Exercise prompt: Every entry should be repeated exactly. Omit the pictures.

Input material:
==============================
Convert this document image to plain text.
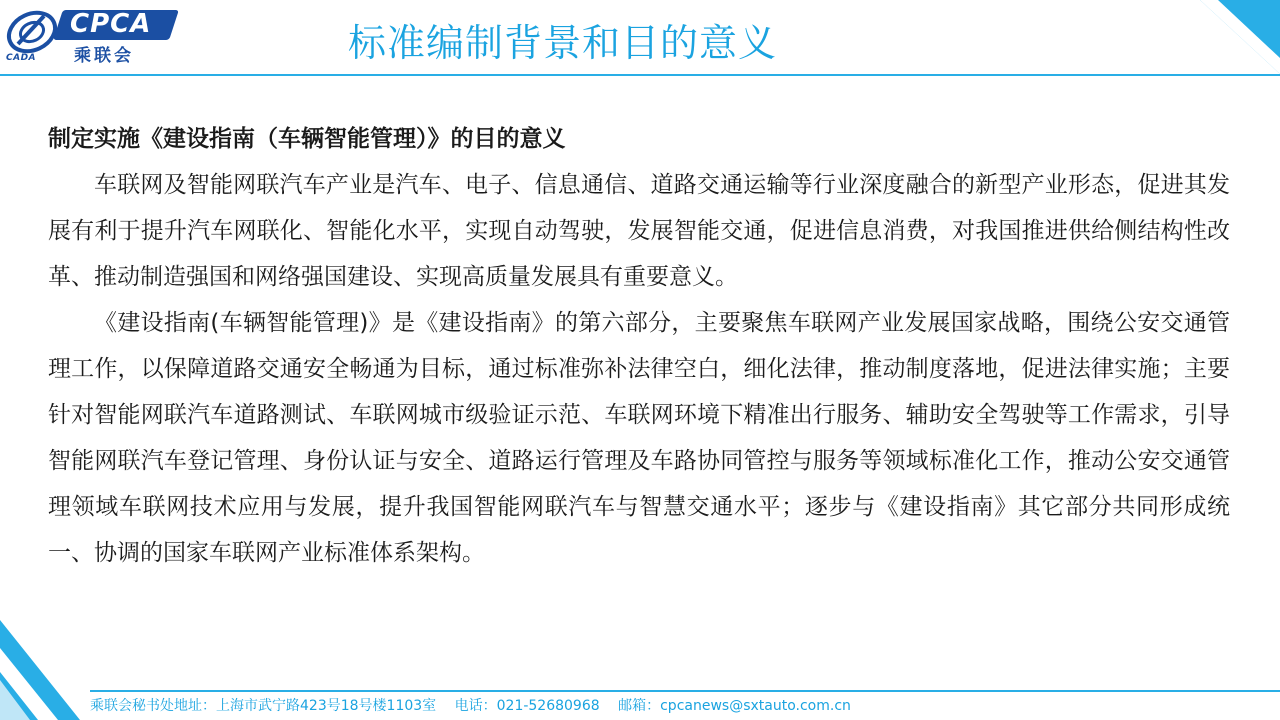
CPCA
乘联会
CADA	标准编制背景和目的意义

制定实施《建设指南（车辆智能管理）》的目的意义

车联网及智能网联汽车产业是汽车、电子、信息通信、道路交通运输等行业深度融合的新型产业形态，促进其发展有利于提升汽车网联化、智能化水平，实现自动驾驶，发展智能交通，促进信息消费，对我国推进供给侧结构性改革、推动制造强国和网络强国建设、实现高质量发展具有重要意义。

《建设指南(车辆智能管理)》是《建设指南》的第六部分，主要聚焦车联网产业发展国家战略，围绕公安交通管理工作，以保障道路交通安全畅通为目标，通过标准弥补法律空白，细化法律，推动制度落地，促进法律实施；主要针对智能网联汽车道路测试、车联网城市级验证示范、车联网环境下精准出行服务、辅助安全驾驶等工作需求，引导智能网联汽车登记管理、身份认证与安全、道路运行管理及车路协同管控与服务等领域标准化工作，推动公安交通管理领域车联网技术应用与发展，提升我国智能网联汽车与智慧交通水平；逐步与《建设指南》其它部分共同形成统一、协调的国家车联网产业标准体系架构。

乘联会秘书处地址：上海市武宁路423号18号楼1103室 电话：021-52680968 邮箱：cpcanews@sxtauto.com.cn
==============================
Complete output:
Convert this document image to plain text.
CPCA
乘联会
CADA	标准编制背景和目的意义

制定实施《建设指南（车辆智能管理）》的目的意义

车联网及智能网联汽车产业是汽车、电子、信息通信、道路交通运输等行业深度融合的新型产业形态，促进其发展有利于提升汽车网联化、智能化水平，实现自动驾驶，发展智能交通，促进信息消费，对我国推进供给侧结构性改革、推动制造强国和网络强国建设、实现高质量发展具有重要意义。

《建设指南(车辆智能管理)》是《建设指南》的第六部分，主要聚焦车联网产业发展国家战略，围绕公安交通管理工作，以保障道路交通安全畅通为目标，通过标准弥补法律空白，细化法律，推动制度落地，促进法律实施；主要针对智能网联汽车道路测试、车联网城市级验证示范、车联网环境下精准出行服务、辅助安全驾驶等工作需求，引导智能网联汽车登记管理、身份认证与安全、道路运行管理及车路协同管控与服务等领域标准化工作，推动公安交通管理领域车联网技术应用与发展，提升我国智能网联汽车与智慧交通水平；逐步与《建设指南》其它部分共同形成统一、协调的国家车联网产业标准体系架构。

乘联会秘书处地址：上海市武宁路423号18号楼1103室 电话：021-52680968 邮箱：cpcanews@sxtauto.com.cn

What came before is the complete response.